§ **What you need to do**
Exactly repeat all the records below, omitting the images they hold.

** start of Supplied data **

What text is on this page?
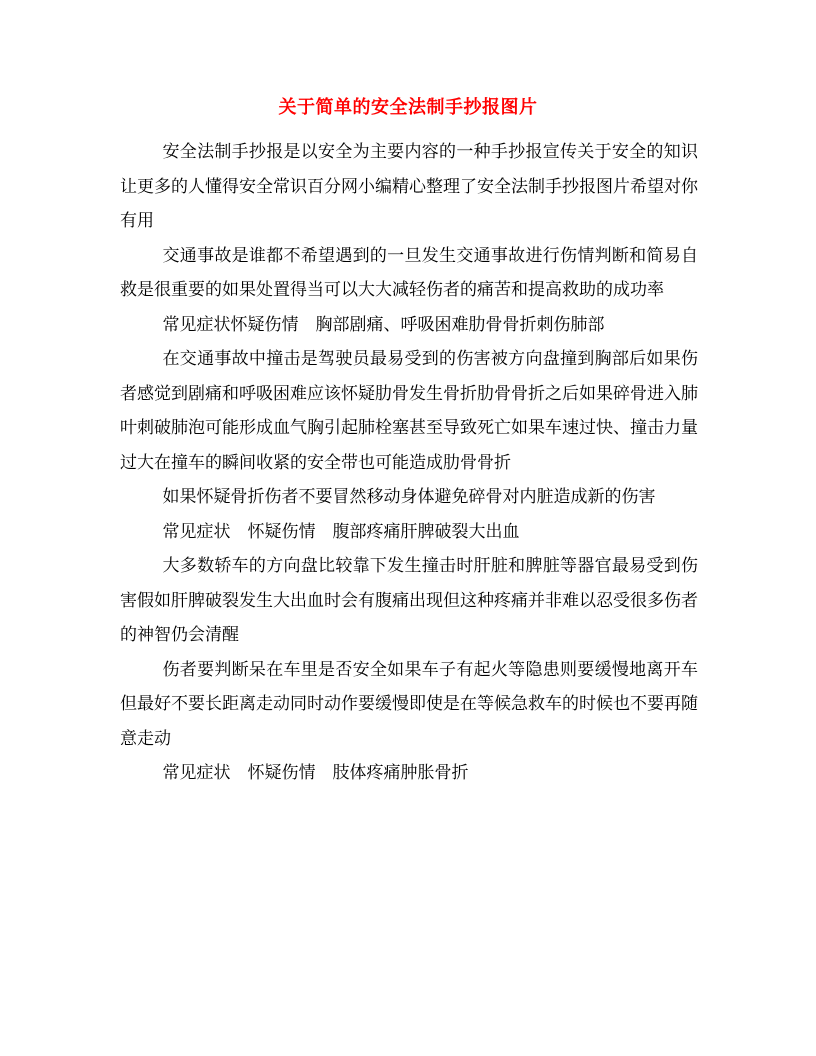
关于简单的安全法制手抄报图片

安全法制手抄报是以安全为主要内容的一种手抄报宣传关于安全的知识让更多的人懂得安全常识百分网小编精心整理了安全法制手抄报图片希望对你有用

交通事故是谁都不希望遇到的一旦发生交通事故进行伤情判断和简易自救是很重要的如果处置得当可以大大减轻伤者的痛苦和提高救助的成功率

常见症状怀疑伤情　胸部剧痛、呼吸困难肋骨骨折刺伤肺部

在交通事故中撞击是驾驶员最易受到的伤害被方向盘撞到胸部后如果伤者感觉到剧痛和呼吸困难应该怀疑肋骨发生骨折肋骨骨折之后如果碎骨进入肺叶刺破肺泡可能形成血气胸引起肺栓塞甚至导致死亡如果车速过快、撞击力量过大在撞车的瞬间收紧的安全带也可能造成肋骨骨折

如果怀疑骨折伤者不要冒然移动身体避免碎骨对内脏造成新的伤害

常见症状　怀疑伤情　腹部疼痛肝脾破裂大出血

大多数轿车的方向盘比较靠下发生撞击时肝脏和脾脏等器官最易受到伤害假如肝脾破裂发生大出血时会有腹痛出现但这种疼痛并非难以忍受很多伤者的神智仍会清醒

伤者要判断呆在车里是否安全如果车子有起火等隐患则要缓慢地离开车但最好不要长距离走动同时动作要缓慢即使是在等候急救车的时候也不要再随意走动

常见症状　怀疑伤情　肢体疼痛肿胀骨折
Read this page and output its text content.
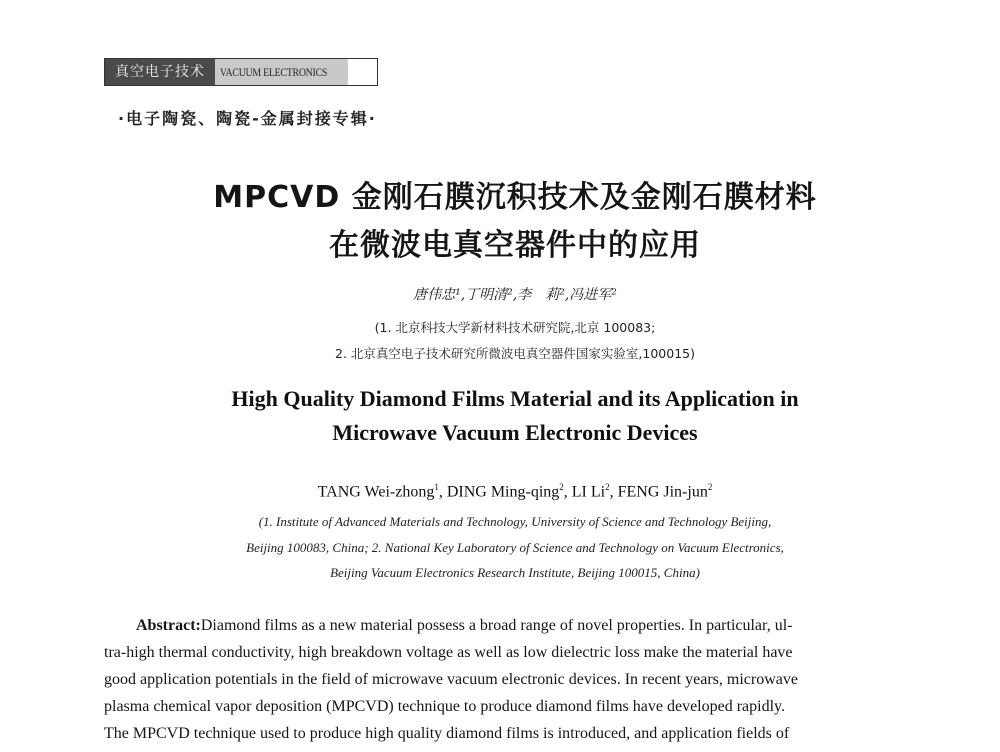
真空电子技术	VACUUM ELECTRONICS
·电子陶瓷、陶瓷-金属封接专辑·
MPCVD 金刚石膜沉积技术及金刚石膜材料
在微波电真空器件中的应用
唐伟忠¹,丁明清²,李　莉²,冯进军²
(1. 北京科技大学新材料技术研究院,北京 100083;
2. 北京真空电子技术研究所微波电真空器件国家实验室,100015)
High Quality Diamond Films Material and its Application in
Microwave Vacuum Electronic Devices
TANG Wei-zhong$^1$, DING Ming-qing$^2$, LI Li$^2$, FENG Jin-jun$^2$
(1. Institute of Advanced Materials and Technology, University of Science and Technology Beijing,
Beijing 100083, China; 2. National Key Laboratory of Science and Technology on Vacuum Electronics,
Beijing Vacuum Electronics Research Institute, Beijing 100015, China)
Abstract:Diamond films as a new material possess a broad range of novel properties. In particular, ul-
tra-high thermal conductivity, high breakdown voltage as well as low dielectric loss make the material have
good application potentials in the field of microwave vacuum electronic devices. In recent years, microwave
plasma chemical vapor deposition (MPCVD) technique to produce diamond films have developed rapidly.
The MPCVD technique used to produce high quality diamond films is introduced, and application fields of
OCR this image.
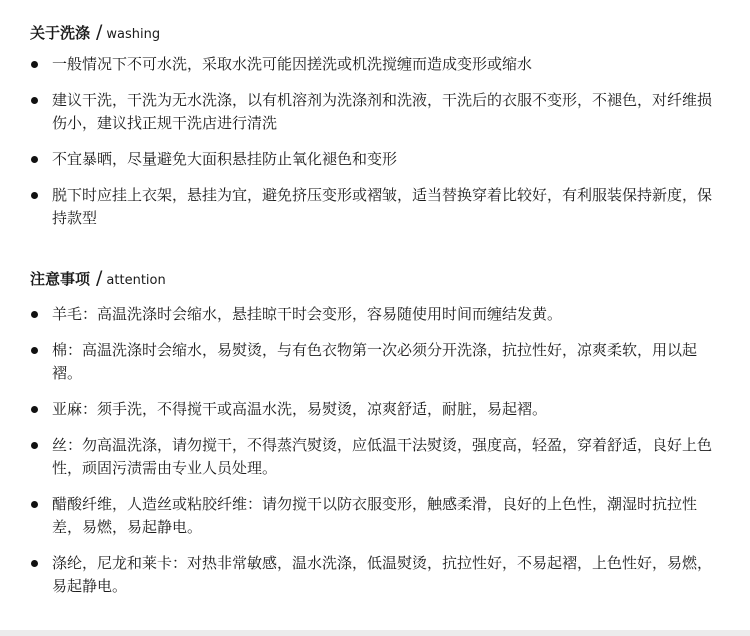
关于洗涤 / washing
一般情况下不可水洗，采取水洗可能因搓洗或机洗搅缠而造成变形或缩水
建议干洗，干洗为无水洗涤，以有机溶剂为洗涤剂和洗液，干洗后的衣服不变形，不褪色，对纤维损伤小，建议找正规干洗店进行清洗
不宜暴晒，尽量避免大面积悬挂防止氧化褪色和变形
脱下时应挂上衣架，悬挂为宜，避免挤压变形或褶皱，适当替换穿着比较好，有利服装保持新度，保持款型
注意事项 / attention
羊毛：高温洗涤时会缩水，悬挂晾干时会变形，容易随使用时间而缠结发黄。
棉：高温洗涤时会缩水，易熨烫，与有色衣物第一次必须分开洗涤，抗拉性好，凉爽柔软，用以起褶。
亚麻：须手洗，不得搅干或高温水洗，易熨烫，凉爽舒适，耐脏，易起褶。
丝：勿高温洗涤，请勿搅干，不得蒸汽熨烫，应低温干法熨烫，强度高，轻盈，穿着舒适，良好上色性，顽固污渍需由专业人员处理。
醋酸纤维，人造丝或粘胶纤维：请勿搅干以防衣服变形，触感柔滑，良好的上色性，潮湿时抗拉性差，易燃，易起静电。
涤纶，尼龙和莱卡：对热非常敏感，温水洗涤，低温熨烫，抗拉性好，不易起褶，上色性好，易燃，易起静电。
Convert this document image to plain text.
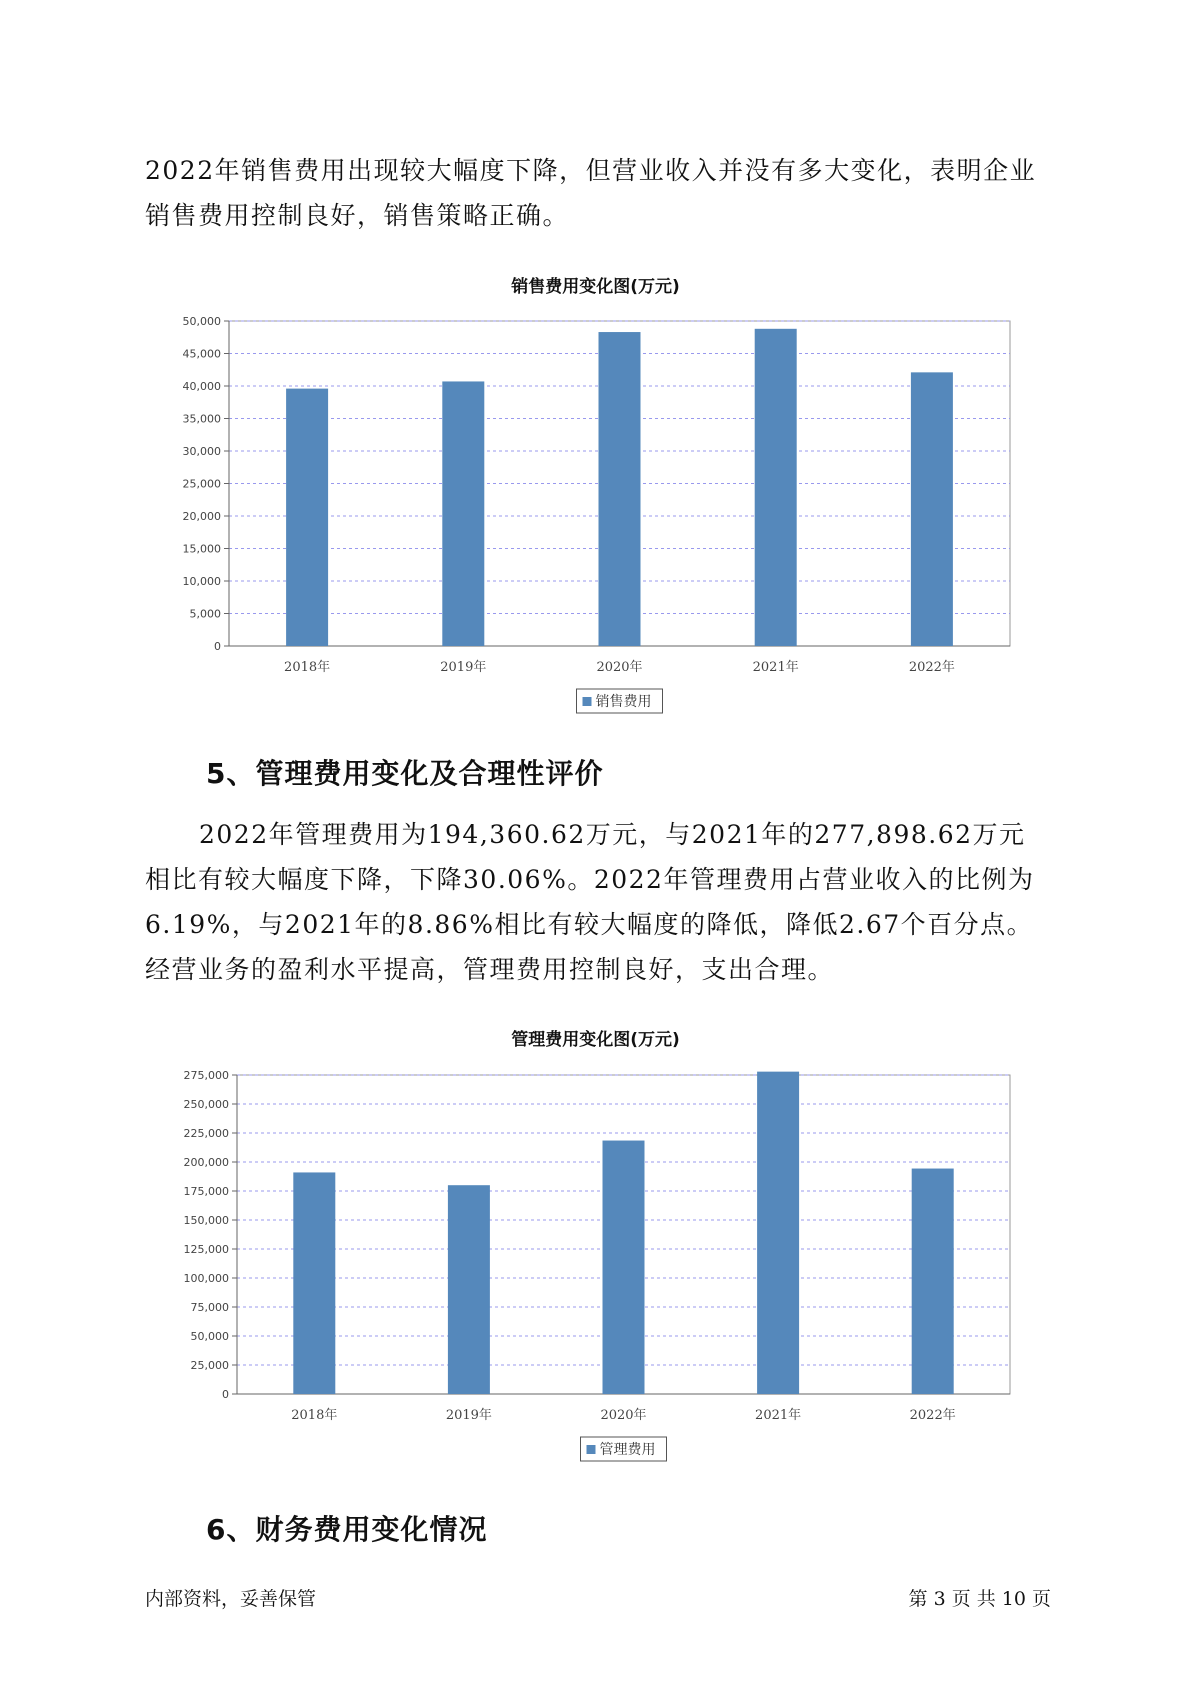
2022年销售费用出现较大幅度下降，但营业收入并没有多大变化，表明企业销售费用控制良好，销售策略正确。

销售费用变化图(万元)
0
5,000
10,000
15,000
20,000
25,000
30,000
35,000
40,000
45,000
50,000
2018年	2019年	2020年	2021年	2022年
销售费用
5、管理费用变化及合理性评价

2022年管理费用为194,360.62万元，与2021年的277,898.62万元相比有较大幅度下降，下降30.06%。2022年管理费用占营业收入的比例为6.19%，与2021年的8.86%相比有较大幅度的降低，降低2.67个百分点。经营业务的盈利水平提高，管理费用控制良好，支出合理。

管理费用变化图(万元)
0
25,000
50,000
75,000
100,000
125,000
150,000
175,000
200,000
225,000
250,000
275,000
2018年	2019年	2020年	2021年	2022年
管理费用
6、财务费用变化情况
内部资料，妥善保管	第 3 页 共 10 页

** end of Supplied data **

§ **Final result**
What text is on this page?
关于简单的安全法制手抄报图片

安全法制手抄报是以安全为主要内容的一种手抄报宣传关于安全的知识让更多的人懂得安全常识百分网小编精心整理了安全法制手抄报图片希望对你有用

交通事故是谁都不希望遇到的一旦发生交通事故进行伤情判断和简易自救是很重要的如果处置得当可以大大减轻伤者的痛苦和提高救助的成功率

常见症状怀疑伤情　胸部剧痛、呼吸困难肋骨骨折刺伤肺部

在交通事故中撞击是驾驶员最易受到的伤害被方向盘撞到胸部后如果伤者感觉到剧痛和呼吸困难应该怀疑肋骨发生骨折肋骨骨折之后如果碎骨进入肺叶刺破肺泡可能形成血气胸引起肺栓塞甚至导致死亡如果车速过快、撞击力量过大在撞车的瞬间收紧的安全带也可能造成肋骨骨折

如果怀疑骨折伤者不要冒然移动身体避免碎骨对内脏造成新的伤害

常见症状　怀疑伤情　腹部疼痛肝脾破裂大出血

大多数轿车的方向盘比较靠下发生撞击时肝脏和脾脏等器官最易受到伤害假如肝脾破裂发生大出血时会有腹痛出现但这种疼痛并非难以忍受很多伤者的神智仍会清醒

伤者要判断呆在车里是否安全如果车子有起火等隐患则要缓慢地离开车但最好不要长距离走动同时动作要缓慢即使是在等候急救车的时候也不要再随意走动

常见症状　怀疑伤情　肢体疼痛肿胀骨折
Read this page and output its text content.
真空电子技术	VACUUM ELECTRONICS
·电子陶瓷、陶瓷-金属封接专辑·
MPCVD 金刚石膜沉积技术及金刚石膜材料
在微波电真空器件中的应用
唐伟忠¹,丁明清²,李　莉²,冯进军²
(1. 北京科技大学新材料技术研究院,北京 100083;
2. 北京真空电子技术研究所微波电真空器件国家实验室,100015)
High Quality Diamond Films Material and its Application in
Microwave Vacuum Electronic Devices
TANG Wei-zhong$^1$, DING Ming-qing$^2$, LI Li$^2$, FENG Jin-jun$^2$
(1. Institute of Advanced Materials and Technology, University of Science and Technology Beijing,
Beijing 100083, China; 2. National Key Laboratory of Science and Technology on Vacuum Electronics,
Beijing Vacuum Electronics Research Institute, Beijing 100015, China)
Abstract:Diamond films as a new material possess a broad range of novel properties. In particular, ul-
tra-high thermal conductivity, high breakdown voltage as well as low dielectric loss make the material have
good application potentials in the field of microwave vacuum electronic devices. In recent years, microwave
plasma chemical vapor deposition (MPCVD) technique to produce diamond films have developed rapidly.
The MPCVD technique used to produce high quality diamond films is introduced, and application fields of
OCR this image.
关于洗涤 / washing
一般情况下不可水洗，采取水洗可能因搓洗或机洗搅缠而造成变形或缩水
建议干洗，干洗为无水洗涤，以有机溶剂为洗涤剂和洗液，干洗后的衣服不变形，不褪色，对纤维损伤小，建议找正规干洗店进行清洗
不宜暴晒，尽量避免大面积悬挂防止氧化褪色和变形
脱下时应挂上衣架，悬挂为宜，避免挤压变形或褶皱，适当替换穿着比较好，有利服装保持新度，保持款型
注意事项 / attention
羊毛：高温洗涤时会缩水，悬挂晾干时会变形，容易随使用时间而缠结发黄。
棉：高温洗涤时会缩水，易熨烫，与有色衣物第一次必须分开洗涤，抗拉性好，凉爽柔软，用以起褶。
亚麻：须手洗，不得搅干或高温水洗，易熨烫，凉爽舒适，耐脏，易起褶。
丝：勿高温洗涤，请勿搅干，不得蒸汽熨烫，应低温干法熨烫，强度高，轻盈，穿着舒适，良好上色性，顽固污渍需由专业人员处理。
醋酸纤维，人造丝或粘胶纤维：请勿搅干以防衣服变形，触感柔滑，良好的上色性，潮湿时抗拉性差，易燃，易起静电。
涤纶，尼龙和莱卡：对热非常敏感，温水洗涤，低温熨烫，抗拉性好，不易起褶，上色性好，易燃，易起静电。
Convert this document image to plain text.
2022年销售费用出现较大幅度下降，但营业收入并没有多大变化，表明企业销售费用控制良好，销售策略正确。

销售费用变化图(万元)
0
5,000
10,000
15,000
20,000
25,000
30,000
35,000
40,000
45,000
50,000
2018年	2019年	2020年	2021年	2022年
销售费用
5、管理费用变化及合理性评价

2022年管理费用为194,360.62万元，与2021年的277,898.62万元相比有较大幅度下降，下降30.06%。2022年管理费用占营业收入的比例为6.19%，与2021年的8.86%相比有较大幅度的降低，降低2.67个百分点。经营业务的盈利水平提高，管理费用控制良好，支出合理。

管理费用变化图(万元)
0
25,000
50,000
75,000
100,000
125,000
150,000
175,000
200,000
225,000
250,000
275,000
2018年	2019年	2020年	2021年	2022年
管理费用
6、财务费用变化情况
内部资料，妥善保管	第 3 页 共 10 页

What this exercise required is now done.